Given data:
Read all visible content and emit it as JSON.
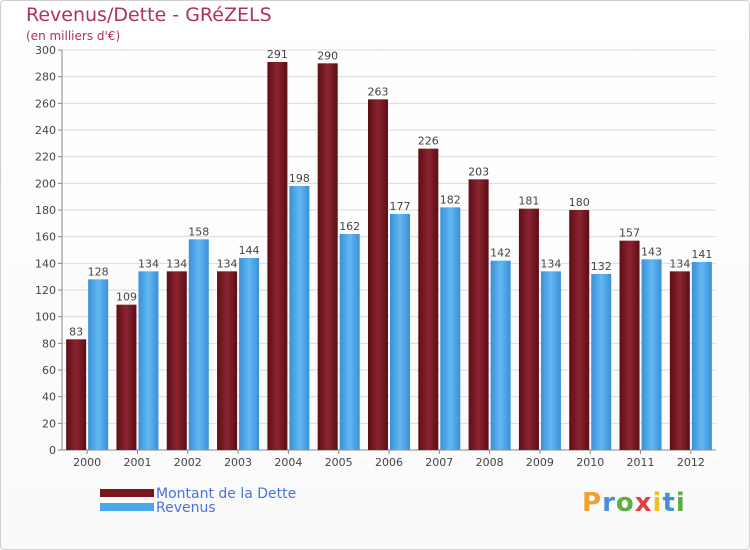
{
  "colors": {
    "dette": "#7a1520",
    "revenus": "#4aa8ea"
  },
  "chart_data": {
    "type": "bar",
    "title": "Revenus/Dette - GRéZELS",
    "subtitle": "(en milliers d'€)",
    "categories": [
      "2000",
      "2001",
      "2002",
      "2003",
      "2004",
      "2005",
      "2006",
      "2007",
      "2008",
      "2009",
      "2010",
      "2011",
      "2012"
    ],
    "series": [
      {
        "name": "Montant de la Dette",
        "values": [
          83,
          109,
          134,
          134,
          291,
          290,
          263,
          226,
          203,
          181,
          180,
          157,
          134
        ]
      },
      {
        "name": "Revenus",
        "values": [
          128,
          134,
          158,
          144,
          198,
          162,
          177,
          182,
          142,
          134,
          132,
          143,
          141
        ]
      }
    ],
    "yticks": [
      0,
      20,
      40,
      60,
      80,
      100,
      120,
      140,
      160,
      180,
      200,
      220,
      240,
      260,
      280,
      300
    ],
    "ylim": [
      0,
      300
    ],
    "grid": true,
    "legend": "bottom-left"
  },
  "logo": {
    "letters": [
      "P",
      "r",
      "o",
      "x",
      "i",
      "t",
      "i"
    ],
    "colors": [
      "#f0a030",
      "#4a90d0",
      "#5cb040",
      "#e04040",
      "#f0c020",
      "#4a90d0",
      "#5cb040"
    ]
  }
}
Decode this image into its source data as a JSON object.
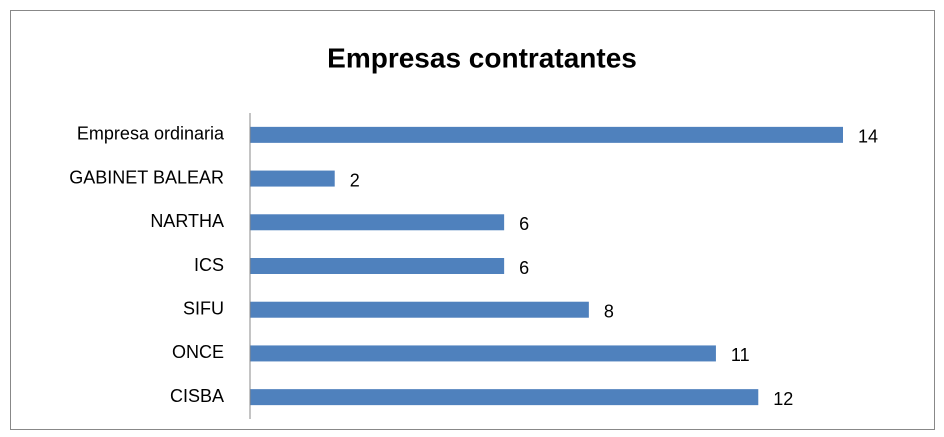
{
  "chart_data": {
    "type": "bar",
    "orientation": "horizontal",
    "title": "Empresas contratantes",
    "categories": [
      "Empresa ordinaria",
      "GABINET BALEAR",
      "NARTHA",
      "ICS",
      "SIFU",
      "ONCE",
      "CISBA"
    ],
    "values": [
      14,
      2,
      6,
      6,
      8,
      11,
      12
    ],
    "color": "#4f81bd",
    "xlim": [
      0,
      14
    ]
  }
}
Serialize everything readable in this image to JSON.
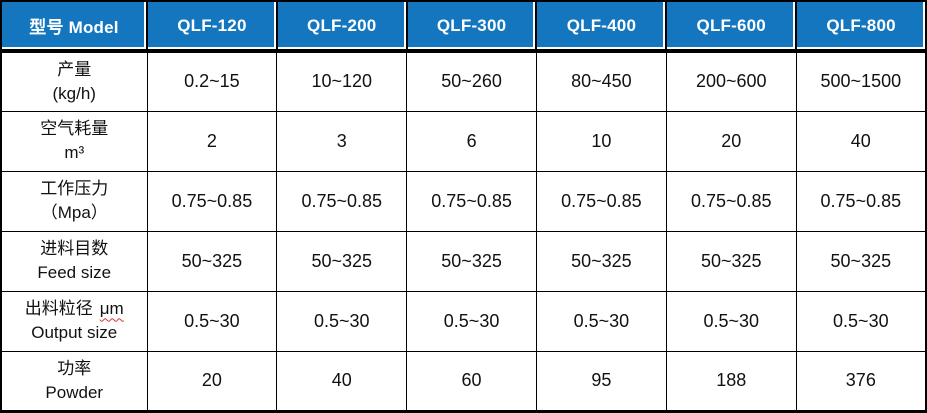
{
  "colors": {
    "header_bg": "#1476BE",
    "header_text": "#FFFFFF",
    "border": "#000000",
    "body_text": "#111111",
    "spellcheck_underline": "#E03030"
  },
  "table": {
    "header": {
      "label": "型号 Model",
      "models": [
        "QLF-120",
        "QLF-200",
        "QLF-300",
        "QLF-400",
        "QLF-600",
        "QLF-800"
      ]
    },
    "rows": [
      {
        "label_zh": "产量",
        "label_sub": "(kg/h)",
        "values": [
          "0.2~15",
          "10~120",
          "50~260",
          "80~450",
          "200~600",
          "500~1500"
        ]
      },
      {
        "label_zh": "空气耗量",
        "label_sub": "m³",
        "values": [
          "2",
          "3",
          "6",
          "10",
          "20",
          "40"
        ]
      },
      {
        "label_zh": "工作压力",
        "label_sub": "（Mpa）",
        "values": [
          "0.75~0.85",
          "0.75~0.85",
          "0.75~0.85",
          "0.75~0.85",
          "0.75~0.85",
          "0.75~0.85"
        ]
      },
      {
        "label_zh": "进料目数",
        "label_sub": "Feed size",
        "values": [
          "50~325",
          "50~325",
          "50~325",
          "50~325",
          "50~325",
          "50~325"
        ]
      },
      {
        "label_zh": "出料粒径",
        "label_unit": "μm",
        "label_sub": "Output size",
        "values": [
          "0.5~30",
          "0.5~30",
          "0.5~30",
          "0.5~30",
          "0.5~30",
          "0.5~30"
        ]
      },
      {
        "label_zh": "功率",
        "label_sub": "Powder",
        "values": [
          "20",
          "40",
          "60",
          "95",
          "188",
          "376"
        ]
      }
    ]
  }
}
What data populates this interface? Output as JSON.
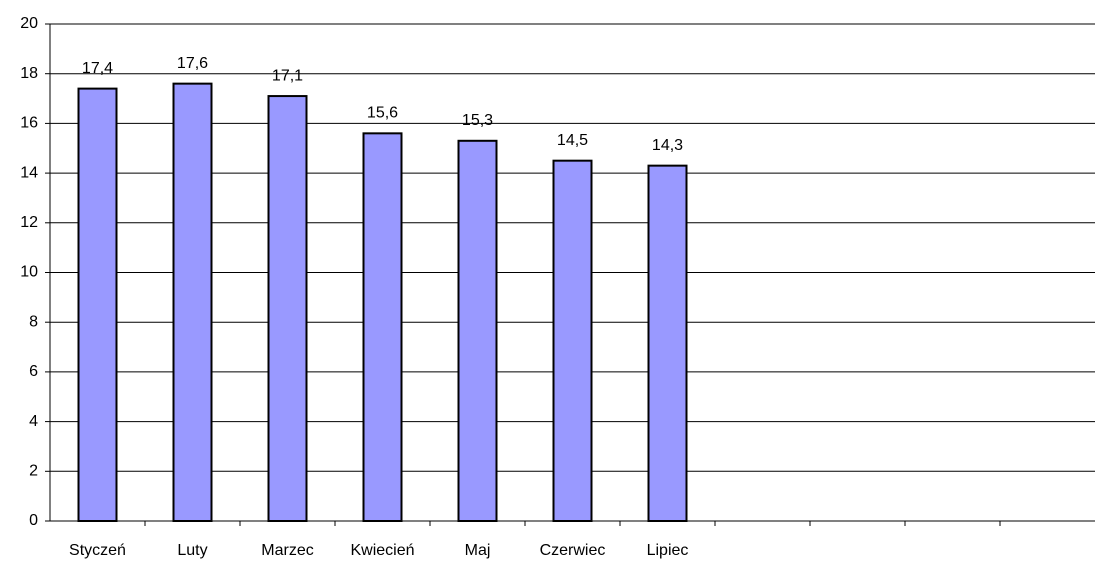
{
  "chart_data": {
    "type": "bar",
    "categories": [
      "Styczeń",
      "Luty",
      "Marzec",
      "Kwiecień",
      "Maj",
      "Czerwiec",
      "Lipiec",
      null,
      null,
      null,
      null
    ],
    "values": [
      17.4,
      17.6,
      17.1,
      15.6,
      15.3,
      14.5,
      14.3,
      null,
      null,
      null,
      null
    ],
    "value_labels": [
      "17,4",
      "17,6",
      "17,1",
      "15,6",
      "15,3",
      "14,5",
      "14,3",
      null,
      null,
      null,
      null
    ],
    "color": "#9999ff",
    "ylim": [
      0,
      20
    ],
    "yticks": [
      0,
      2,
      4,
      6,
      8,
      10,
      12,
      14,
      16,
      18,
      20
    ],
    "grid": true
  }
}
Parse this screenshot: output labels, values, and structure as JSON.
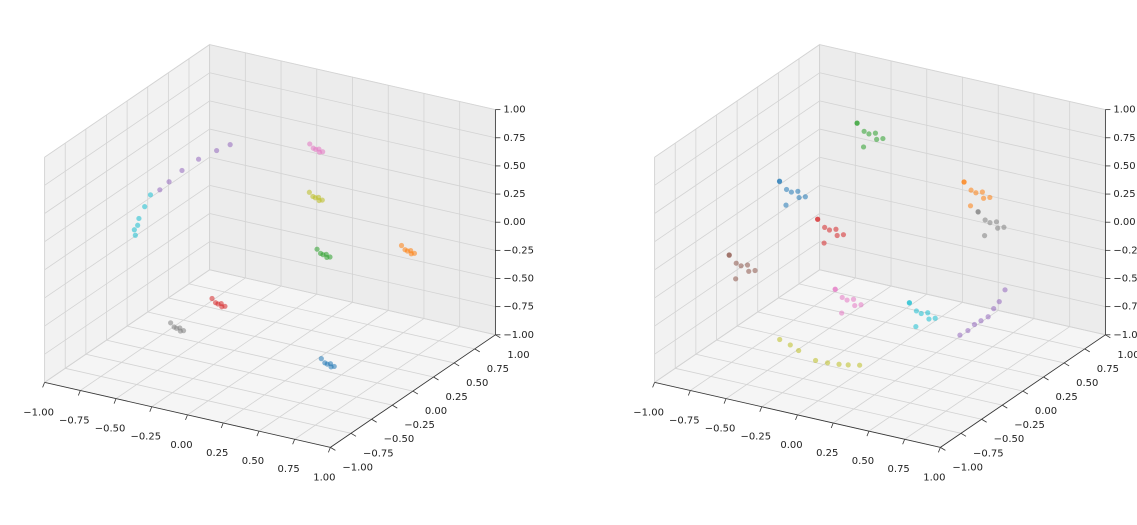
{
  "chart_data": [
    {
      "type": "scatter3d",
      "grid": true,
      "xlim": [
        -1,
        1
      ],
      "ylim": [
        -1,
        1
      ],
      "zlim": [
        -1,
        1
      ],
      "xticks": [
        {
          "value": -1,
          "label": "−1.00"
        },
        {
          "value": -0.75,
          "label": "−0.75"
        },
        {
          "value": -0.5,
          "label": "−0.50"
        },
        {
          "value": -0.25,
          "label": "−0.25"
        },
        {
          "value": 0,
          "label": "0.00"
        },
        {
          "value": 0.25,
          "label": "0.25"
        },
        {
          "value": 0.5,
          "label": "0.50"
        },
        {
          "value": 0.75,
          "label": "0.75"
        },
        {
          "value": 1,
          "label": "1.00"
        }
      ],
      "yticks": [
        {
          "value": -1,
          "label": "−1.00"
        },
        {
          "value": -0.75,
          "label": "−0.75"
        },
        {
          "value": -0.5,
          "label": "−0.50"
        },
        {
          "value": -0.25,
          "label": "−0.25"
        },
        {
          "value": 0,
          "label": "0.00"
        },
        {
          "value": 0.25,
          "label": "0.25"
        },
        {
          "value": 0.5,
          "label": "0.50"
        },
        {
          "value": 0.75,
          "label": "0.75"
        },
        {
          "value": 1,
          "label": "1.00"
        }
      ],
      "zticks": [
        {
          "value": -1,
          "label": "−1.00"
        },
        {
          "value": -0.75,
          "label": "−0.75"
        },
        {
          "value": -0.5,
          "label": "−0.50"
        },
        {
          "value": -0.25,
          "label": "−0.25"
        },
        {
          "value": 0,
          "label": "0.00"
        },
        {
          "value": 0.25,
          "label": "0.25"
        },
        {
          "value": 0.5,
          "label": "0.50"
        },
        {
          "value": 0.75,
          "label": "0.75"
        },
        {
          "value": 1,
          "label": "1.00"
        }
      ],
      "series": [
        {
          "color": "#1f77b4",
          "x": [
            0.62,
            0.66,
            0.58,
            0.64,
            0.59,
            0.67
          ],
          "y": [
            -0.38,
            -0.41,
            -0.34,
            -0.33,
            -0.4,
            -0.42
          ],
          "z": [
            -0.68,
            -0.65,
            -0.7,
            -0.72,
            -0.63,
            -0.67
          ]
        },
        {
          "color": "#ff7f0e",
          "x": [
            0.5,
            0.54,
            0.46,
            0.52,
            0.47,
            0.55
          ],
          "y": [
            0.8,
            0.77,
            0.84,
            0.85,
            0.78,
            0.76
          ],
          "z": [
            -0.3,
            -0.27,
            -0.32,
            -0.34,
            -0.25,
            -0.29
          ]
        },
        {
          "color": "#2ca02c",
          "x": [
            0.7,
            0.74,
            0.66,
            0.72,
            0.67,
            0.75
          ],
          "y": [
            -0.57,
            -0.6,
            -0.53,
            -0.52,
            -0.59,
            -0.61
          ],
          "z": [
            0.41,
            0.44,
            0.39,
            0.37,
            0.46,
            0.42
          ]
        },
        {
          "color": "#d62728",
          "x": [
            -0.52,
            -0.48,
            -0.56,
            -0.5,
            -0.55,
            -0.47
          ],
          "y": [
            0.27,
            0.24,
            0.31,
            0.32,
            0.25,
            0.23
          ],
          "z": [
            -0.8,
            -0.77,
            -0.82,
            -0.84,
            -0.75,
            -0.79
          ]
        },
        {
          "color": "#9467bd",
          "x": [
            -0.72,
            -0.8,
            -0.87,
            -0.92,
            -0.95,
            -0.66
          ],
          "y": [
            0.6,
            0.52,
            0.44,
            0.37,
            0.31,
            0.66
          ],
          "z": [
            0.34,
            0.28,
            0.2,
            0.12,
            0.07,
            0.38
          ]
        },
        {
          "color": "#e377c2",
          "x": [
            -0.2,
            -0.16,
            -0.24,
            -0.18,
            -0.23,
            -0.15
          ],
          "y": [
            0.9,
            0.87,
            0.94,
            0.95,
            0.88,
            0.86
          ],
          "z": [
            0.35,
            0.38,
            0.33,
            0.31,
            0.4,
            0.36
          ]
        },
        {
          "color": "#7f7f7f",
          "x": [
            -0.55,
            -0.51,
            -0.59,
            -0.53,
            -0.58,
            -0.5
          ],
          "y": [
            -0.18,
            -0.21,
            -0.14,
            -0.13,
            -0.2,
            -0.22
          ],
          "z": [
            -0.8,
            -0.77,
            -0.82,
            -0.84,
            -0.75,
            -0.79
          ]
        },
        {
          "color": "#bcbd22",
          "x": [
            -0.22,
            -0.18,
            -0.26,
            -0.2,
            -0.25,
            -0.17
          ],
          "y": [
            0.93,
            0.9,
            0.97,
            0.98,
            0.91,
            0.89
          ],
          "z": [
            -0.1,
            -0.07,
            -0.12,
            -0.14,
            -0.05,
            -0.09
          ]
        },
        {
          "color": "#17becf",
          "x": [
            -0.9,
            -0.9,
            -0.9,
            -0.88,
            -0.85,
            -0.88
          ],
          "y": [
            0.11,
            0.04,
            -0.03,
            -0.08,
            -0.16,
            -0.12
          ],
          "z": [
            0.14,
            0.07,
            0.0,
            -0.03,
            -0.07,
            -0.05
          ]
        }
      ]
    },
    {
      "type": "scatter3d",
      "grid": true,
      "xlim": [
        -1,
        1
      ],
      "ylim": [
        -1,
        1
      ],
      "zlim": [
        -1,
        1
      ],
      "xticks": [
        {
          "value": -1,
          "label": "−1.00"
        },
        {
          "value": -0.75,
          "label": "−0.75"
        },
        {
          "value": -0.5,
          "label": "−0.50"
        },
        {
          "value": -0.25,
          "label": "−0.25"
        },
        {
          "value": 0,
          "label": "0.00"
        },
        {
          "value": 0.25,
          "label": "0.25"
        },
        {
          "value": 0.5,
          "label": "0.50"
        },
        {
          "value": 0.75,
          "label": "0.75"
        },
        {
          "value": 1,
          "label": "1.00"
        }
      ],
      "yticks": [
        {
          "value": -1,
          "label": "−1.00"
        },
        {
          "value": -0.75,
          "label": "−0.75"
        },
        {
          "value": -0.5,
          "label": "−0.50"
        },
        {
          "value": -0.25,
          "label": "−0.25"
        },
        {
          "value": 0,
          "label": "0.00"
        },
        {
          "value": 0.25,
          "label": "0.25"
        },
        {
          "value": 0.5,
          "label": "0.50"
        },
        {
          "value": 0.75,
          "label": "0.75"
        },
        {
          "value": 1,
          "label": "1.00"
        }
      ],
      "zticks": [
        {
          "value": -1,
          "label": "−1.00"
        },
        {
          "value": -0.75,
          "label": "−0.75"
        },
        {
          "value": -0.5,
          "label": "−0.50"
        },
        {
          "value": -0.25,
          "label": "−0.25"
        },
        {
          "value": 0,
          "label": "0.00"
        },
        {
          "value": 0.25,
          "label": "0.25"
        },
        {
          "value": 0.5,
          "label": "0.50"
        },
        {
          "value": 0.75,
          "label": "0.75"
        },
        {
          "value": 1,
          "label": "1.00"
        }
      ],
      "series": [
        {
          "color": "#1f77b4",
          "x": [
            -0.88,
            -0.8,
            -0.96,
            -0.84,
            -0.94,
            -0.78,
            -0.98,
            -0.86
          ],
          "y": [
            0.45,
            0.39,
            0.53,
            0.55,
            0.41,
            0.37,
            0.48,
            0.35
          ],
          "z": [
            0,
            0.06,
            -0.04,
            -0.08,
            0.1,
            0.02,
            0.05,
            -0.06
          ]
        },
        {
          "color": "#ff7f0e",
          "x": [
            0.7,
            0.78,
            0.62,
            0.74,
            0.64,
            0.8,
            0.6,
            0.72
          ],
          "y": [
            -0.05,
            -0.11,
            0.03,
            0.05,
            -0.09,
            -0.13,
            -0.02,
            -0.15
          ],
          "z": [
            0.7,
            0.76,
            0.66,
            0.62,
            0.8,
            0.72,
            0.75,
            0.64
          ]
        },
        {
          "color": "#2ca02c",
          "x": [
            -0.47,
            -0.39,
            -0.55,
            -0.43,
            -0.53,
            -0.37,
            -0.57,
            -0.45
          ],
          "y": [
            0.68,
            0.62,
            0.76,
            0.78,
            0.64,
            0.6,
            0.71,
            0.58
          ],
          "z": [
            0.52,
            0.58,
            0.48,
            0.44,
            0.62,
            0.54,
            0.57,
            0.46
          ]
        },
        {
          "color": "#d62728",
          "x": [
            -0.7,
            -0.62,
            -0.78,
            -0.66,
            -0.76,
            -0.6,
            -0.8,
            -0.68
          ],
          "y": [
            0.6,
            0.54,
            0.68,
            0.7,
            0.56,
            0.52,
            0.63,
            0.5
          ],
          "z": [
            -0.36,
            -0.3,
            -0.4,
            -0.44,
            -0.26,
            -0.34,
            -0.31,
            -0.42
          ]
        },
        {
          "color": "#9467bd",
          "x": [
            0.75,
            0.84,
            0.93,
            0.95,
            0.95,
            0.88,
            0.8,
            0.94
          ],
          "y": [
            -0.33,
            -0.31,
            -0.3,
            -0.2,
            -0.13,
            -0.3,
            -0.32,
            -0.25
          ],
          "z": [
            -0.41,
            -0.3,
            -0.21,
            -0.12,
            -0.05,
            -0.26,
            -0.36,
            -0.16
          ]
        },
        {
          "color": "#8c564b",
          "x": [
            -0.88,
            -0.8,
            -0.96,
            -0.84,
            -0.94,
            -0.78,
            -0.98,
            -0.86
          ],
          "y": [
            -0.16,
            -0.22,
            -0.08,
            -0.06,
            -0.2,
            -0.24,
            -0.13,
            -0.26
          ],
          "z": [
            -0.35,
            -0.29,
            -0.39,
            -0.43,
            -0.25,
            -0.33,
            -0.3,
            -0.41
          ]
        },
        {
          "color": "#e377c2",
          "x": [
            -0.45,
            -0.37,
            -0.53,
            -0.41,
            -0.51,
            -0.35,
            -0.55,
            -0.43
          ],
          "y": [
            0.38,
            0.32,
            0.46,
            0.48,
            0.34,
            0.3,
            0.41,
            0.28
          ],
          "z": [
            -0.8,
            -0.74,
            -0.84,
            -0.88,
            -0.7,
            -0.78,
            -0.75,
            -0.86
          ]
        },
        {
          "color": "#7f7f7f",
          "x": [
            0.25,
            0.33,
            0.17,
            0.29,
            0.19,
            0.35,
            0.15,
            0.27
          ],
          "y": [
            0.9,
            0.84,
            0.98,
            1.0,
            0.86,
            0.82,
            0.93,
            0.8
          ],
          "z": [
            -0.17,
            -0.11,
            -0.21,
            -0.25,
            -0.07,
            -0.15,
            -0.12,
            -0.23
          ]
        },
        {
          "color": "#bcbd22",
          "x": [
            -0.5,
            -0.35,
            -0.22,
            -0.05,
            0.1,
            -0.42,
            -0.13,
            0.02
          ],
          "y": [
            -0.35,
            -0.38,
            -0.4,
            -0.41,
            -0.42,
            -0.36,
            -0.41,
            -0.42
          ],
          "z": [
            -0.8,
            -0.84,
            -0.88,
            -0.86,
            -0.82,
            -0.82,
            -0.87,
            -0.84
          ]
        },
        {
          "color": "#17becf",
          "x": [
            0,
            0.08,
            -0.08,
            0.04,
            -0.06,
            0.1,
            -0.1,
            0.02
          ],
          "y": [
            0.5,
            0.44,
            0.58,
            0.6,
            0.46,
            0.42,
            0.53,
            0.4
          ],
          "z": [
            -0.85,
            -0.79,
            -0.89,
            -0.93,
            -0.75,
            -0.83,
            -0.8,
            -0.91
          ]
        }
      ]
    }
  ]
}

What the task requires: Scan the lines above for "grid", then copy every one that has it.

Completed exercise:
    "grid": true,
    "grid": true
      "grid": true,
      "grid": true,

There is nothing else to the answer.